▼
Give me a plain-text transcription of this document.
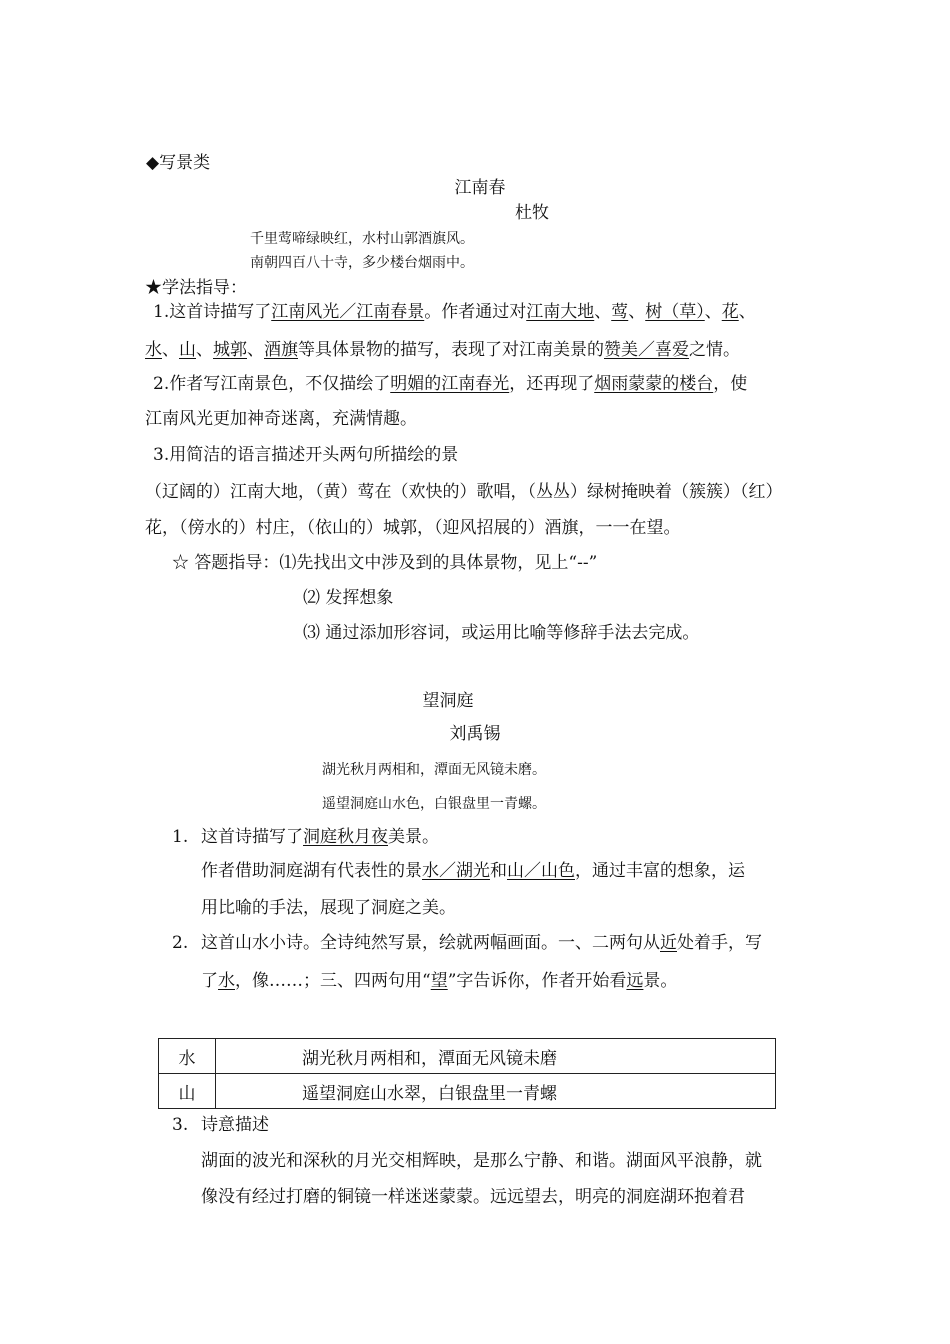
◆写景类
江南春
杜牧
千里莺啼绿映红，水村山郭酒旗风。
南朝四百八十寺，多少楼台烟雨中。
★学法指导：
1.这首诗描写了江南风光／江南春景。作者通过对江南大地、莺、树（草）、花、
水、山、城郭、酒旗等具体景物的描写，表现了对江南美景的赞美／喜爱之情。
2.作者写江南景色，不仅描绘了明媚的江南春光，还再现了烟雨蒙蒙的楼台，使
江南风光更加神奇迷离，充满情趣。
3.用简洁的语言描述开头两句所描绘的景
（辽阔的）江南大地，（黄）莺在（欢快的）歌唱，（丛丛）绿树掩映着（簇簇）（红）
花，（傍水的）村庄，（依山的）城郭，（迎风招展的）酒旗，一一在望。
☆ 答题指导：⑴先找出文中涉及到的具体景物，见上“--”
⑵ 发挥想象
⑶ 通过添加形容词，或运用比喻等修辞手法去完成。
望洞庭
刘禹锡
湖光秋月两相和，潭面无风镜未磨。
遥望洞庭山水色，白银盘里一青螺。
1. 这首诗描写了洞庭秋月夜美景。
作者借助洞庭湖有代表性的景水／湖光和山／山色，通过丰富的想象，运
用比喻的手法，展现了洞庭之美。
2. 这首山水小诗。全诗纯然写景，绘就两幅画面。一、二两句从近处着手，写
了水，像……；三、四两句用“望”字告诉你，作者开始看远景。
水	湖光秋月两相和，潭面无风镜未磨
山	遥望洞庭山水翠，白银盘里一青螺
3. 诗意描述
湖面的波光和深秋的月光交相辉映，是那么宁静、和谐。湖面风平浪静，就
像没有经过打磨的铜镜一样迷迷蒙蒙。远远望去，明亮的洞庭湖环抱着君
▲
_DIRECTIONS FOR THIS TASK_
Without the pictures, write out every entry precisely as it appears.

_TASK OUTPUT_
Give me a plain-text transcription of this document.
◆写景类
江南春
杜牧
千里莺啼绿映红，水村山郭酒旗风。
南朝四百八十寺，多少楼台烟雨中。
★学法指导：
1.这首诗描写了江南风光／江南春景。作者通过对江南大地、莺、树（草）、花、
水、山、城郭、酒旗等具体景物的描写，表现了对江南美景的赞美／喜爱之情。
2.作者写江南景色，不仅描绘了明媚的江南春光，还再现了烟雨蒙蒙的楼台，使
江南风光更加神奇迷离，充满情趣。
3.用简洁的语言描述开头两句所描绘的景
（辽阔的）江南大地，（黄）莺在（欢快的）歌唱，（丛丛）绿树掩映着（簇簇）（红）
花，（傍水的）村庄，（依山的）城郭，（迎风招展的）酒旗，一一在望。
☆ 答题指导：⑴先找出文中涉及到的具体景物，见上“--”
⑵ 发挥想象
⑶ 通过添加形容词，或运用比喻等修辞手法去完成。
望洞庭
刘禹锡
湖光秋月两相和，潭面无风镜未磨。
遥望洞庭山水色，白银盘里一青螺。
1. 这首诗描写了洞庭秋月夜美景。
作者借助洞庭湖有代表性的景水／湖光和山／山色，通过丰富的想象，运
用比喻的手法，展现了洞庭之美。
2. 这首山水小诗。全诗纯然写景，绘就两幅画面。一、二两句从近处着手，写
了水，像……；三、四两句用“望”字告诉你，作者开始看远景。
水	湖光秋月两相和，潭面无风镜未磨
山	遥望洞庭山水翠，白银盘里一青螺
3. 诗意描述
湖面的波光和深秋的月光交相辉映，是那么宁静、和谐。湖面风平浪静，就
像没有经过打磨的铜镜一样迷迷蒙蒙。远远望去，明亮的洞庭湖环抱着君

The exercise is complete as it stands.